Bacaan:
--------

Nasional

Agung Laksono: Rivalitas Bukan Lawan yang Harus Dibinasakan

Oleh : very - Rabu, 20/11/2019 23:47 WIB

Ketua Umum Kosgoro 1957 HR Agung Laksono (tengah) dalam acara konferensi pers Ormas Trikarya Partai Golkar di Jakarta, Rabu (20/11). (Foto: Indonews.id)

Jakarta, INDONEWS.ID – Partai Golkar merupakan partai yang modern, terbuka dan demokratis. Karena itu, segala persaingan merupakan hal yang wajar dalam Partai Golkar. Karena itu, rivalitas bukan dipandang musuh yang harus dihabiskan.

Karena itu, menurut Kami, menjadi Ketua Umum bukan hanya untuk mencari posisi dan kehormatan.

“Soal siapa yang terpilih nanti dalam Munas Golkar nanti akan kita sepakati melalui mekanisme musyawarah mufakat. Kalau tidak bisa maka baru kita lakukan dengan voting. Tapi kami berharap agar Pak Airlangga Hartarto yang menjadi Ketua Umum. Karena kami percaya kalau Golkar dipimpin oleh Airlangga Hartarto Golkar pasti akan lebih baik,” ujar Ketua Umum Kosgoro 1957 HR Agung Laksono dalam acara konferensi pers Ormas Trikarya Partai Golkar di Jakarta, Rabu (20/11).

Selain Agung Laksono, acara tersebut juga dihadiri oleh Ketua Umum Depinas SOKSI Ali Wongso Sinaga, dan perwakilan dari MKGR.

Ali Wongso yang didaulat membacakan pernyataan mengatakan bahwa Trikarya yaitu Kosgoro 1957, SOKSI dan MKGR adalah perjuangan bangsa dengan doktrin “Karya Siaga Gatra Praja” dalam “Karya Kekaryaan” untuk menjamin tegak utuhnya NKRI berdasarkan Pancasila dan UUD 1945.

Ali mengatakan, bagi Tri Karya, Munas XI Partai GOLKAR Desember 2019 mendatang adalah momen penting dalam rangkaian sejarah GOLKAR yang akan menentukan masa depan Partai GOLKAR serta turut menentukan keberhasilan pembangunan dibawah kepemimpinan nasional Presiden Jokowi, 5 tahun kedepan.

Karena itu, Tri Karya mengajak dan berharap kepada segenap kader Golkar khususnya peserta Munas Partai GOLKAR agar bersama mensukseskan Munas secara konstitusional, demokratis dengan semangat kekeluargaan dan gotong royong, sehingga melahirkan kepemimpinan Partai GOLKAR yang kuat dan efektif sesuai doktrin "karya siaga gatra praja". Hal itu untuk meningkatkan kontribusi peran serta Partai Golkar dalam mendukung percepatan pembangunan nasional menuju Indonesia maju selaras Pembukaan UUD 1945, dibawah kepemimpinan nasional Presiden Jokowi.

--------

Daftar Baris:

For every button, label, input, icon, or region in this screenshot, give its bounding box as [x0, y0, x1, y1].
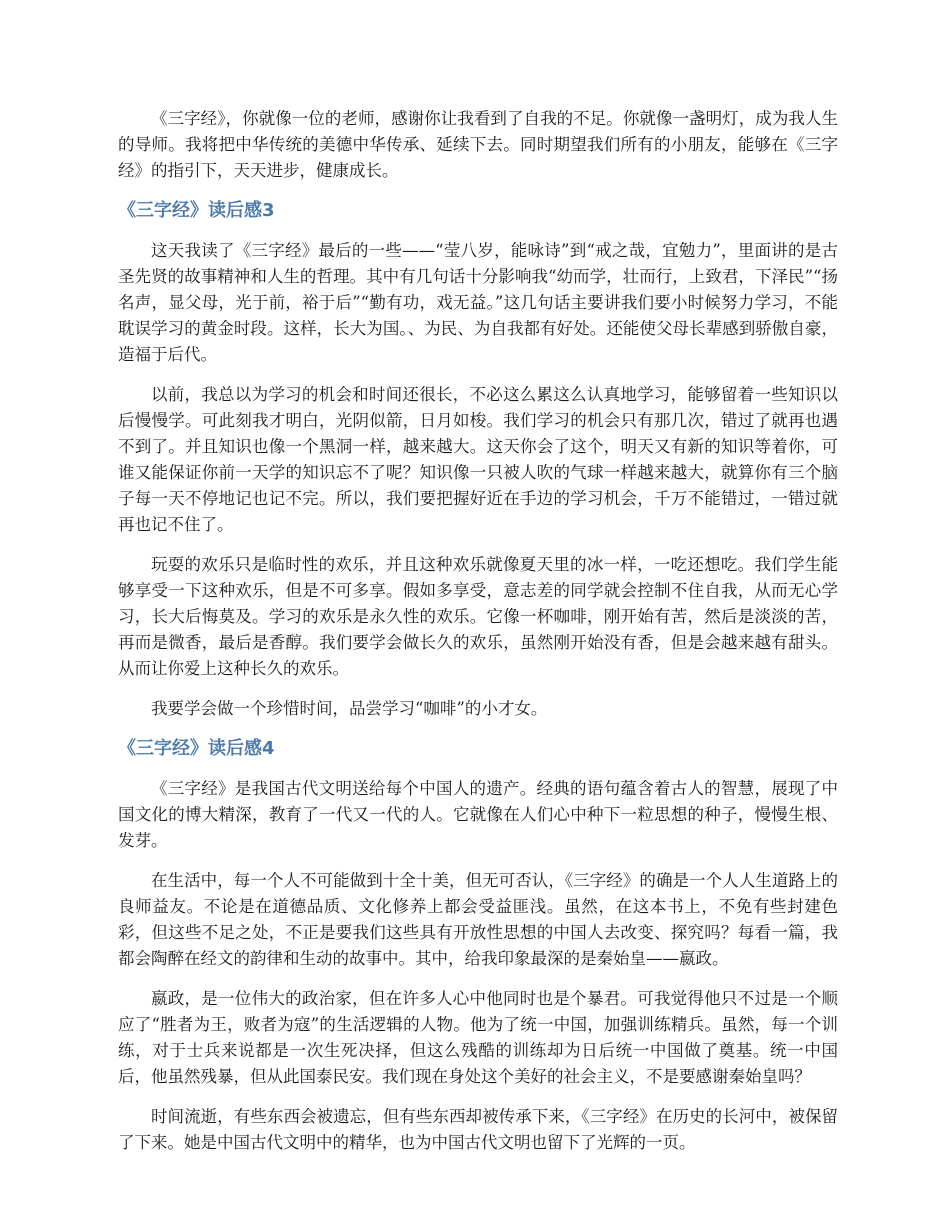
section-3-paragraph-4: 我要学会做一个珍惜时间，品尝学习“咖啡”的小才女。	[151, 699, 548, 718]
section-4-heading: 《三字经》读后感4	[118, 738, 275, 759]
section-3-heading: 《三字经》读后感3	[118, 200, 275, 221]
section-3-paragraph-1: 这天我读了《三字经》最后的一些——“莹八岁，能咏诗”到“戒之哉，宜勉力”，里面讲的是古圣先贤的故事精神和人生的哲理。其中有几句话十分影响我“幼而学，壮而行，上致君，下泽民”“扬名声，显父母，光于前，裕于后”“勤有功，戏无益。”这几句话主要讲我们要小时候努力学习，不能耽误学习的黄金时段。这样，长大为国。、为民、为自我都有好处。还能使父母长辈感到骄傲自豪，造福于后代。	[118, 241, 838, 364]
section-4-paragraph-3: 嬴政，是一位伟大的政治家，但在许多人心中他同时也是个暴君。可我觉得他只不过是一个顺应了“胜者为王，败者为寇”的生活逻辑的人物。他为了统一中国，加强训练精兵。虽然，每一个训练，对于士兵来说都是一次生死决择，但这么残酷的训练却为日后统一中国做了奠基。统一中国后，他虽然残暴，但从此国泰民安。我们现在身处这个美好的社会主义，不是要感谢秦始皇吗？	[118, 989, 838, 1086]
section-3-paragraph-2: 以前，我总以为学习的机会和时间还很长，不必这么累这么认真地学习，能够留着一些知识以后慢慢学。可此刻我才明白，光阴似箭，日月如梭。我们学习的机会只有那几次，错过了就再也遇不到了。并且知识也像一个黑洞一样，越来越大。这天你会了这个，明天又有新的知识等着你，可谁又能保证你前一天学的知识忘不了呢？知识像一只被人吹的气球一样越来越大，就算你有三个脑子每一天不停地记也记不完。所以，我们要把握好近在手边的学习机会，千万不能错过，一错过就再也记不住了。	[118, 385, 838, 534]
section-4-paragraph-1: 《三字经》是我国古代文明送给每个中国人的遗产。经典的语句蕴含着古人的智慧，展现了中国文化的博大精深，教育了一代又一代的人。它就像在人们心中种下一粒思想的种子，慢慢生根、发芽。	[118, 779, 838, 850]
section-4-paragraph-2: 在生活中，每一个人不可能做到十全十美，但无可否认，《三字经》的确是一个人人生道路上的良师益友。不论是在道德品质、文化修养上都会受益匪浅。虽然，在这本书上，不免有些封建色彩，但这些不足之处，不正是要我们这些具有开放性思想的中国人去改变、探究吗？每看一篇，我都会陶醉在经文的韵律和生动的故事中。其中，给我印象最深的是秦始皇——嬴政。	[118, 871, 838, 968]
document-page	[118, 106, 838, 1170]
intro-paragraph-1: 《三字经》，你就像一位的老师，感谢你让我看到了自我的不足。你就像一盏明灯，成为我人生的导师。我将把中华传统的美德中华传承、延续下去。同时期望我们所有的小朋友，能够在《三字经》的指引下，天天进步，健康成长。	[118, 109, 838, 180]
section-4-paragraph-4: 时间流逝，有些东西会被遗忘，但有些东西却被传承下来，《三字经》在历史的长河中，被保留了下来。她是中国古代文明中的精华，也为中国古代文明也留下了光辉的一页。	[118, 1107, 838, 1152]
section-3-paragraph-3: 玩耍的欢乐只是临时性的欢乐，并且这种欢乐就像夏天里的冰一样，一吃还想吃。我们学生能够享受一下这种欢乐，但是不可多享。假如多享受，意志差的同学就会控制不住自我，从而无心学习，长大后悔莫及。学习的欢乐是永久性的欢乐。它像一杯咖啡，刚开始有苦，然后是淡淡的苦，再而是微香，最后是香醇。我们要学会做长久的欢乐，虽然刚开始没有香，但是会越来越有甜头。从而让你爱上这种长久的欢乐。	[118, 555, 838, 678]
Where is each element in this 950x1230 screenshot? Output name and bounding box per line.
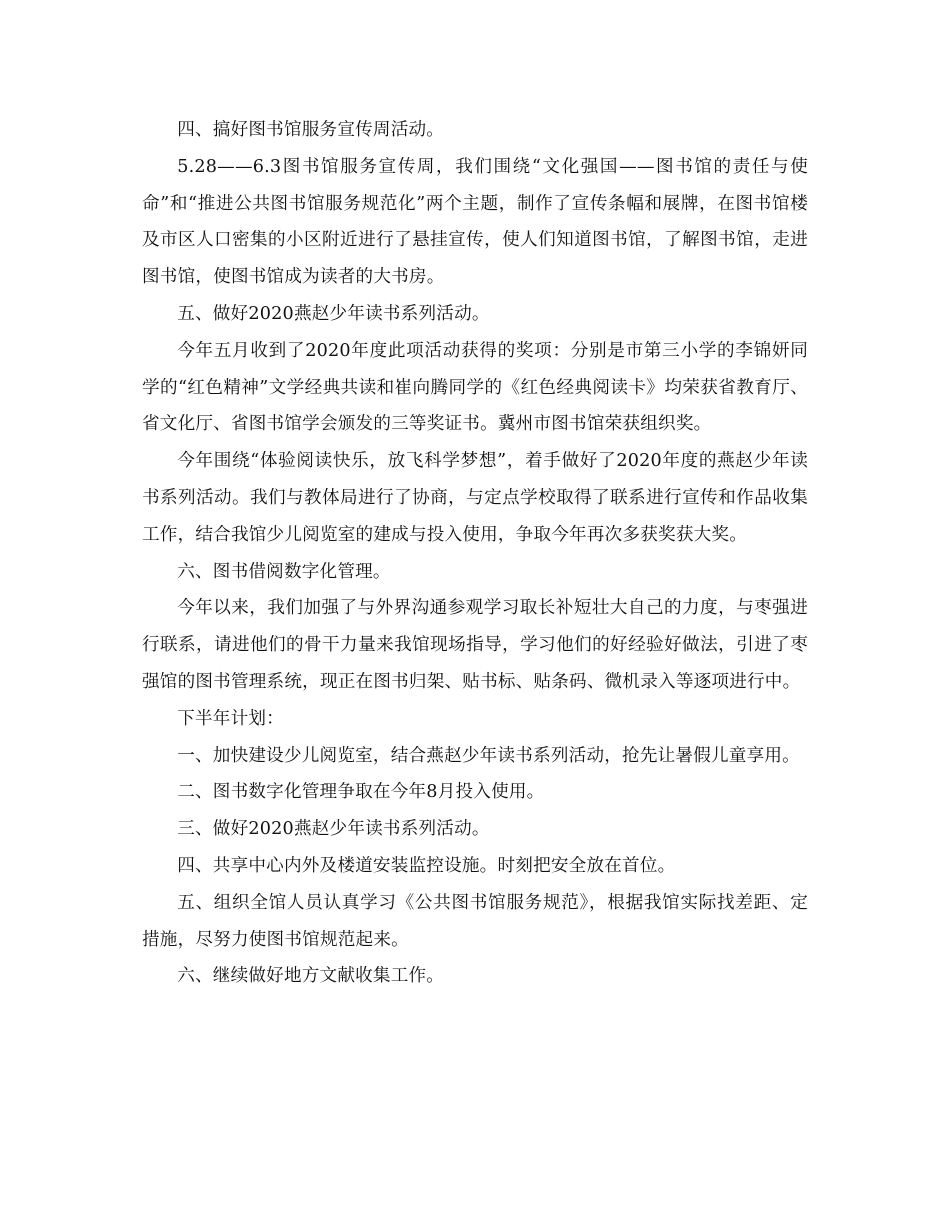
paragraph-digital-management: 今年以来，我们加强了与外界沟通参观学习取长补短壮大自己的力度，与枣强进行联系，请进他们的骨干力量来我馆现场指导，学习他们的好经验好做法，引进了枣强馆的图书管理系统，现正在图书归架、贴书标、贴条码、微机录入等逐项进行中。 <box>142 598 808 692</box>
paragraph-awards: 今年五月收到了2020年度此项活动获得的奖项：分别是市第三小学的李锦妍同学的“红色精神”文学经典共读和崔向腾同学的《红色经典阅读卡》均荣获省教育厅、省文化厅、省图书馆学会颁发的三等奖证书。冀州市图书馆荣获组织奖。 <box>142 340 808 435</box>
section-heading-reading-activity: 五、做好2020燕赵少年读书系列活动。 <box>177 303 490 324</box>
paragraph-reading-series: 今年围绕“体验阅读快乐，放飞科学梦想”，着手做好了2020年度的燕赵少年读书系列活动。我们与教体局进行了协商，与定点学校取得了联系进行宣传和作品收集工作，结合我馆少儿阅览室的建成与投入使用，争取今年再次多获奖获大奖。 <box>142 451 808 545</box>
section-heading-digital-management: 六、图书借阅数字化管理。 <box>177 561 391 582</box>
plan-item-5: 五、组织全馆人员认真学习《公共图书馆服务规范》，根据我馆实际找差距、定措施，尽努力使图书馆规范起来。 <box>142 892 808 950</box>
plan-item-3: 三、做好2020燕赵少年读书系列活动。 <box>177 819 490 840</box>
plan-item-2: 二、图书数字化管理争取在今年8月投入使用。 <box>177 782 545 803</box>
plan-heading: 下半年计划： <box>177 708 284 729</box>
paragraph-publicity-week: 5.28——6.3图书馆服务宣传周，我们围绕“文化强国——图书馆的责任与使命”和“推进公共图书馆服务规范化”两个主题，制作了宣传条幅和展牌，在图书馆楼及市区人口密集的小区附近进行了悬挂宣传，使人们知道图书馆，了解图书馆，走进图书馆，使图书馆成为读者的大书房。 <box>142 156 808 288</box>
plan-item-1: 一、加快建设少儿阅览室，结合燕赵少年读书系列活动，抢先让暑假儿童享用。 <box>177 745 800 766</box>
document-body <box>142 112 808 995</box>
plan-item-4: 四、共享中心内外及楼道安装监控设施。时刻把安全放在首位。 <box>177 855 676 876</box>
section-heading-publicity-week: 四、搞好图书馆服务宣传周活动。 <box>177 120 445 140</box>
plan-item-6: 六、继续做好地方文献收集工作。 <box>177 966 445 987</box>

--------

Tantangan:
• 1. Tuliskan kembali sebagian berita tentang Munas Golkar tanpa mengubah apa pun, mulai dari kata yang memuat "Oleh : very" dan berhenti setelah "(20/11). (Foto: Indonews.id)".
• 2. Teruskan berita tentang Munas Partai Golkar itu, dimulai sesudah kalimat terakhirnya.
Baris-baris ini diambil dari sumber yang berbeda.

Hasil Tiap Tugas:
• 1.
Oleh : very - Rabu, 20/11/2019 23:47 WIB

Ketua Umum Kosgoro 1957 HR Agung Laksono (tengah) dalam acara konferensi pers Ormas Trikarya Partai Golkar di Jakarta, Rabu (20/11). (Foto: Indonews.id)

• 2.
Tri Karya, katanya, juga memandang bahwa model demokrasi didalam munas ke munas pada era reformasi ini, telah ditandai munculnya berbagai ekses yang akumulasinya lebih banyak `mudharat` daripada manfaatnya bagi partai dan bangsa, seperti `biaya tinggi` hingga `potensi polarisasi` yang cenderung melemahkan soliditas partai dan merugikan Partai serta bangsa.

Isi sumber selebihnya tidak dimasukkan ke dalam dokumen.